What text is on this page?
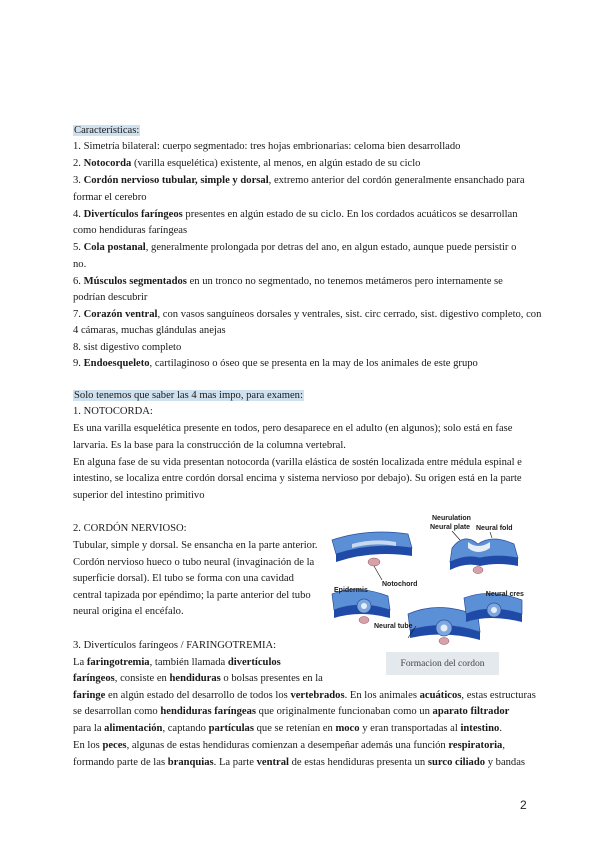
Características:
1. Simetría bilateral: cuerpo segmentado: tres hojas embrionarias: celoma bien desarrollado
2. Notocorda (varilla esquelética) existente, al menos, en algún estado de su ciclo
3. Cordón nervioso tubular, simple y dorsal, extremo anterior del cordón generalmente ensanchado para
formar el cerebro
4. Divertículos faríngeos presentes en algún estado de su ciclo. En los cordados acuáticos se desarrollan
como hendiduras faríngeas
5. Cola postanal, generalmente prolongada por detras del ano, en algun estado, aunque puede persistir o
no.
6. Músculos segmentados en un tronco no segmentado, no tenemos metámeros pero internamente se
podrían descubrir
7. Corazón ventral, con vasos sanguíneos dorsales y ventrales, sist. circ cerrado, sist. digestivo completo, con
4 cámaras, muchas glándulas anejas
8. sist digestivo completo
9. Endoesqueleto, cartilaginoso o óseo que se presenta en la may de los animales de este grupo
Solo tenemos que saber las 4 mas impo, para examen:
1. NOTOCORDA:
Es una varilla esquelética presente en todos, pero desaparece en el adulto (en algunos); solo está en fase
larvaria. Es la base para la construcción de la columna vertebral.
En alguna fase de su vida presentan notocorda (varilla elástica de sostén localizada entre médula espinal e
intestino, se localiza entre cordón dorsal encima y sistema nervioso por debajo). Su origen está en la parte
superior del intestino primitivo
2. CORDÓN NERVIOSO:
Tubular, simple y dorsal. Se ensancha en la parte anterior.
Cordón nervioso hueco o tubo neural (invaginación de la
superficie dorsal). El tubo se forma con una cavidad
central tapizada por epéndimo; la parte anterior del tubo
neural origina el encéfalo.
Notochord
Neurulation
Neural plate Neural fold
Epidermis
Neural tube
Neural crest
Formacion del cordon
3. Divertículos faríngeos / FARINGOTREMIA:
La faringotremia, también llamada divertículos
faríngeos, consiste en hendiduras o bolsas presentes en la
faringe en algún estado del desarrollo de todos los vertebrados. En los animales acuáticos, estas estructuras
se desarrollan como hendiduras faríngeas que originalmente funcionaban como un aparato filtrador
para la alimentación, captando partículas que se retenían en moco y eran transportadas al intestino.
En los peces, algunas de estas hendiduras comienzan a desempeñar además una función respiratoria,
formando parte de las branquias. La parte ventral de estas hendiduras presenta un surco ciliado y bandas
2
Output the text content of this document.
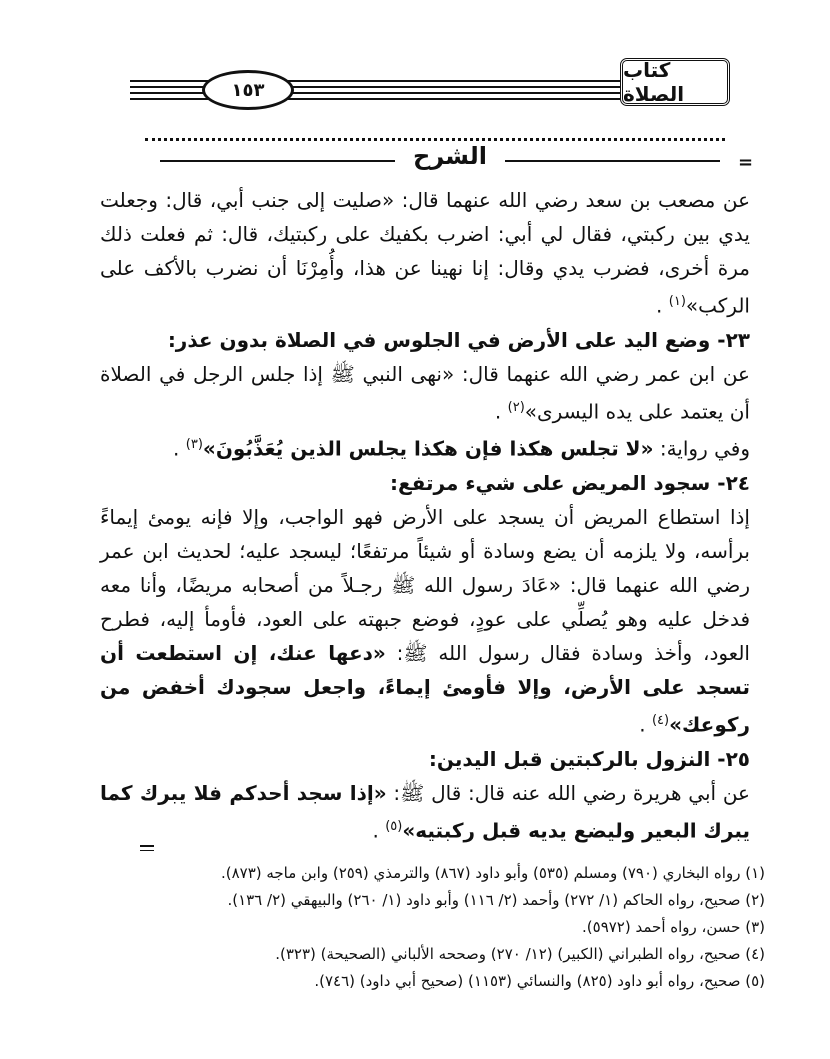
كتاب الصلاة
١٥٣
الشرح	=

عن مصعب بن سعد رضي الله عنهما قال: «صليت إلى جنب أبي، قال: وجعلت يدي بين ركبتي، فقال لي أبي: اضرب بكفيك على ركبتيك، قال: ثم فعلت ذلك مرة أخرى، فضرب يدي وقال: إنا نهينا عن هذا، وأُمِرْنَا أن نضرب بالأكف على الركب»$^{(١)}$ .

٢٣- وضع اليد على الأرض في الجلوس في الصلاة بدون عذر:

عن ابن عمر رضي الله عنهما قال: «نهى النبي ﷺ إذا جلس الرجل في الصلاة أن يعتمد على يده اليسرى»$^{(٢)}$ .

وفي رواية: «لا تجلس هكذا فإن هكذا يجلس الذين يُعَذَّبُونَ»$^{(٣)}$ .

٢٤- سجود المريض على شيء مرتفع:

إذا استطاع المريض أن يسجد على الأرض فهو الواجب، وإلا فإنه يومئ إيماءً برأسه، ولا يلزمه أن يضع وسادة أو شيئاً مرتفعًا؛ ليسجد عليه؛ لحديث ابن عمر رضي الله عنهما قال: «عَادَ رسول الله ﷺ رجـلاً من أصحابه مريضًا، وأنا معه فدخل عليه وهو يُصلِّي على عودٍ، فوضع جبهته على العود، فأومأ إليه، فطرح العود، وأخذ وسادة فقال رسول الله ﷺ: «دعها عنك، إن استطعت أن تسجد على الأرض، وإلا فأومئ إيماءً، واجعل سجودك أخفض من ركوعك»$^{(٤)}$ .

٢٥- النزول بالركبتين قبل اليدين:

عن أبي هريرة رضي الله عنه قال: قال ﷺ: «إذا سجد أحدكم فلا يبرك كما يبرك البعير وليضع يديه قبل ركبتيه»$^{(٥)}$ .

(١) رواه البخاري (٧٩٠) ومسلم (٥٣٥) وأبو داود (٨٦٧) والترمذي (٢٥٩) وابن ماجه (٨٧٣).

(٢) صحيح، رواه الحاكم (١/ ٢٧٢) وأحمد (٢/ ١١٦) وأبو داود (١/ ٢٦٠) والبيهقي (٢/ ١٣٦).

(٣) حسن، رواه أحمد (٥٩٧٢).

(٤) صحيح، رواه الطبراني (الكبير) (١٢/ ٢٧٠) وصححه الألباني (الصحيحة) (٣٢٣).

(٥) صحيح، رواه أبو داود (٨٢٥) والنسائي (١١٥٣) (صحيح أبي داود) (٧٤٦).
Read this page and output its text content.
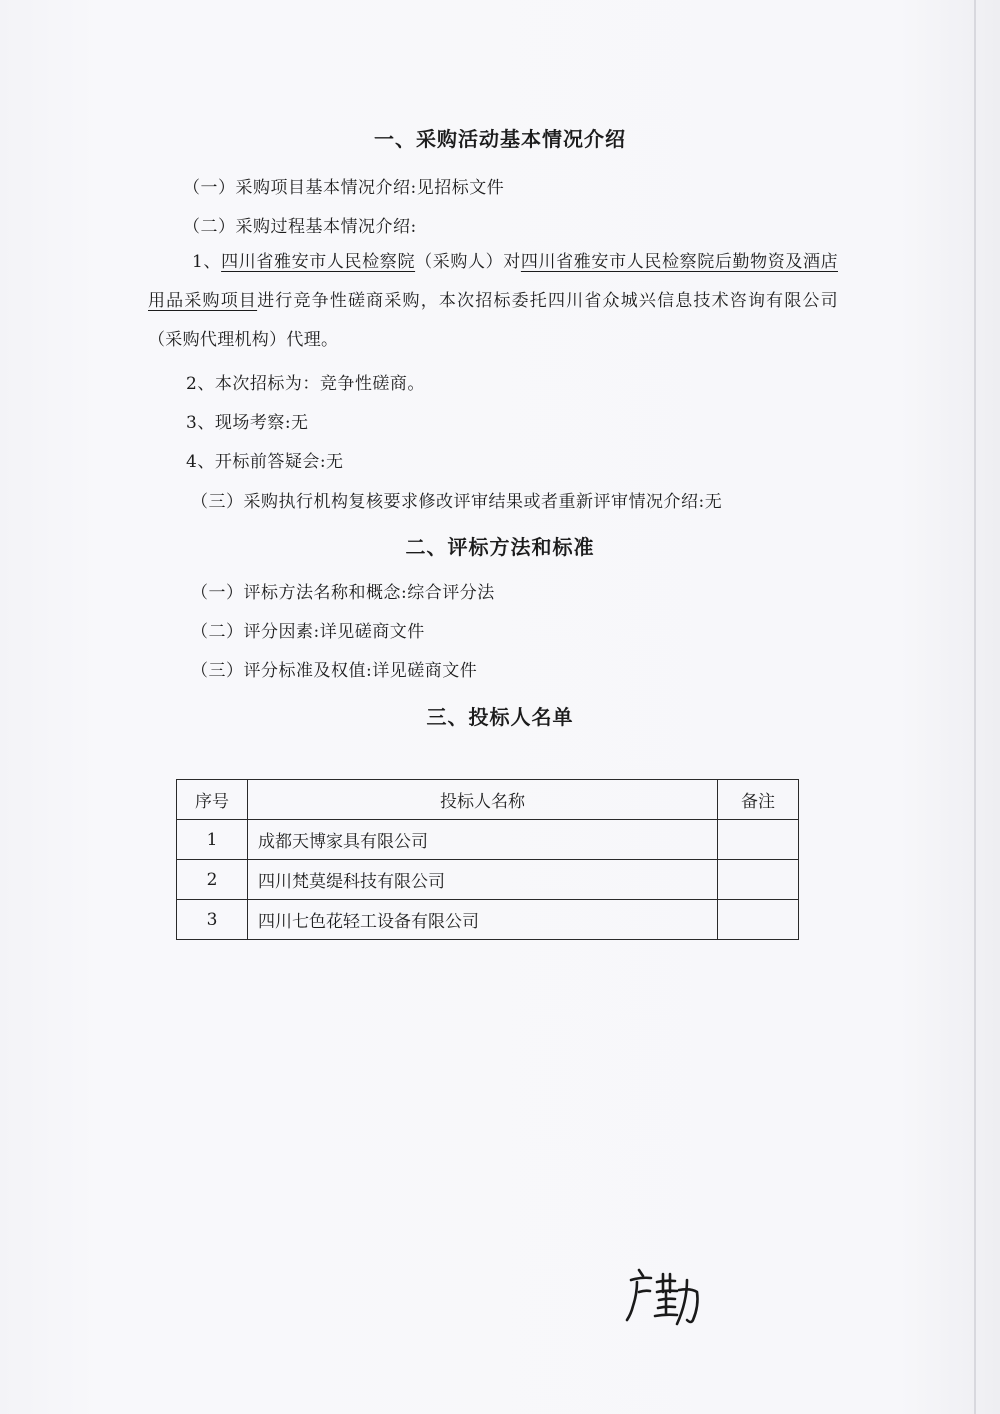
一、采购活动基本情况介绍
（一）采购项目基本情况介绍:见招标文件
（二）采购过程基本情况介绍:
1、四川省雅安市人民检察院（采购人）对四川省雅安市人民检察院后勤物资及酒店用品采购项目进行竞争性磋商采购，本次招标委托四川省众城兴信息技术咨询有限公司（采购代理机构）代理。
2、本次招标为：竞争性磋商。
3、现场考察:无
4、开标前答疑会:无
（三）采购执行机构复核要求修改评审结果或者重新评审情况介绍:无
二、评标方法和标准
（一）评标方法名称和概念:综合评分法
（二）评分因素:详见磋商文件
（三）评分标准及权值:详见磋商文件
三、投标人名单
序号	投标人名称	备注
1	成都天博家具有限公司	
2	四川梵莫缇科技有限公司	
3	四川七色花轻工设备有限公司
════════
WRITTEN PROBLEM ::
Without the pictures, restate all of the entries above verbatim.

EXERCISE SOLUTION ::
What text is on this page?
Características:
1. Simetría bilateral: cuerpo segmentado: tres hojas embrionarias: celoma bien desarrollado
2. Notocorda (varilla esquelética) existente, al menos, en algún estado de su ciclo
3. Cordón nervioso tubular, simple y dorsal, extremo anterior del cordón generalmente ensanchado para
formar el cerebro
4. Divertículos faríngeos presentes en algún estado de su ciclo. En los cordados acuáticos se desarrollan
como hendiduras faríngeas
5. Cola postanal, generalmente prolongada por detras del ano, en algun estado, aunque puede persistir o
no.
6. Músculos segmentados en un tronco no segmentado, no tenemos metámeros pero internamente se
podrían descubrir
7. Corazón ventral, con vasos sanguíneos dorsales y ventrales, sist. circ cerrado, sist. digestivo completo, con
4 cámaras, muchas glándulas anejas
8. sist digestivo completo
9. Endoesqueleto, cartilaginoso o óseo que se presenta en la may de los animales de este grupo
Solo tenemos que saber las 4 mas impo, para examen:
1. NOTOCORDA:
Es una varilla esquelética presente en todos, pero desaparece en el adulto (en algunos); solo está en fase
larvaria. Es la base para la construcción de la columna vertebral.
En alguna fase de su vida presentan notocorda (varilla elástica de sostén localizada entre médula espinal e
intestino, se localiza entre cordón dorsal encima y sistema nervioso por debajo). Su origen está en la parte
superior del intestino primitivo
2. CORDÓN NERVIOSO:
Tubular, simple y dorsal. Se ensancha en la parte anterior.
Cordón nervioso hueco o tubo neural (invaginación de la
superficie dorsal). El tubo se forma con una cavidad
central tapizada por epéndimo; la parte anterior del tubo
neural origina el encéfalo.
Notochord
Neurulation
Neural plate Neural fold
Epidermis
Neural tube
Neural crest
Formacion del cordon
3. Divertículos faríngeos / FARINGOTREMIA:
La faringotremia, también llamada divertículos
faríngeos, consiste en hendiduras o bolsas presentes en la
faringe en algún estado del desarrollo de todos los vertebrados. En los animales acuáticos, estas estructuras
se desarrollan como hendiduras faríngeas que originalmente funcionaban como un aparato filtrador
para la alimentación, captando partículas que se retenían en moco y eran transportadas al intestino.
En los peces, algunas de estas hendiduras comienzan a desempeñar además una función respiratoria,
formando parte de las branquias. La parte ventral de estas hendiduras presenta un surco ciliado y bandas
2
Output the text content of this document.
كتاب الصلاة
١٥٣
الشرح	=

عن مصعب بن سعد رضي الله عنهما قال: «صليت إلى جنب أبي، قال: وجعلت يدي بين ركبتي، فقال لي أبي: اضرب بكفيك على ركبتيك، قال: ثم فعلت ذلك مرة أخرى، فضرب يدي وقال: إنا نهينا عن هذا، وأُمِرْنَا أن نضرب بالأكف على الركب»$^{(١)}$ .

٢٣- وضع اليد على الأرض في الجلوس في الصلاة بدون عذر:

عن ابن عمر رضي الله عنهما قال: «نهى النبي ﷺ إذا جلس الرجل في الصلاة أن يعتمد على يده اليسرى»$^{(٢)}$ .

وفي رواية: «لا تجلس هكذا فإن هكذا يجلس الذين يُعَذَّبُونَ»$^{(٣)}$ .

٢٤- سجود المريض على شيء مرتفع:

إذا استطاع المريض أن يسجد على الأرض فهو الواجب، وإلا فإنه يومئ إيماءً برأسه، ولا يلزمه أن يضع وسادة أو شيئاً مرتفعًا؛ ليسجد عليه؛ لحديث ابن عمر رضي الله عنهما قال: «عَادَ رسول الله ﷺ رجـلاً من أصحابه مريضًا، وأنا معه فدخل عليه وهو يُصلِّي على عودٍ، فوضع جبهته على العود، فأومأ إليه، فطرح العود، وأخذ وسادة فقال رسول الله ﷺ: «دعها عنك، إن استطعت أن تسجد على الأرض، وإلا فأومئ إيماءً، واجعل سجودك أخفض من ركوعك»$^{(٤)}$ .

٢٥- النزول بالركبتين قبل اليدين:

عن أبي هريرة رضي الله عنه قال: قال ﷺ: «إذا سجد أحدكم فلا يبرك كما يبرك البعير وليضع يديه قبل ركبتيه»$^{(٥)}$ .

(١) رواه البخاري (٧٩٠) ومسلم (٥٣٥) وأبو داود (٨٦٧) والترمذي (٢٥٩) وابن ماجه (٨٧٣).

(٢) صحيح، رواه الحاكم (١/ ٢٧٢) وأحمد (٢/ ١١٦) وأبو داود (١/ ٢٦٠) والبيهقي (٢/ ١٣٦).

(٣) حسن، رواه أحمد (٥٩٧٢).

(٤) صحيح، رواه الطبراني (الكبير) (١٢/ ٢٧٠) وصححه الألباني (الصحيحة) (٣٢٣).

(٥) صحيح، رواه أبو داود (٨٢٥) والنسائي (١١٥٣) (صحيح أبي داود) (٧٤٦).
Read this page and output its text content.
一、采购活动基本情况介绍
（一）采购项目基本情况介绍:见招标文件
（二）采购过程基本情况介绍:
1、四川省雅安市人民检察院（采购人）对四川省雅安市人民检察院后勤物资及酒店用品采购项目进行竞争性磋商采购，本次招标委托四川省众城兴信息技术咨询有限公司（采购代理机构）代理。
2、本次招标为：竞争性磋商。
3、现场考察:无
4、开标前答疑会:无
（三）采购执行机构复核要求修改评审结果或者重新评审情况介绍:无
二、评标方法和标准
（一）评标方法名称和概念:综合评分法
（二）评分因素:详见磋商文件
（三）评分标准及权值:详见磋商文件
三、投标人名单
序号	投标人名称	备注
1	成都天博家具有限公司	
2	四川梵莫缇科技有限公司	
3	四川七色花轻工设备有限公司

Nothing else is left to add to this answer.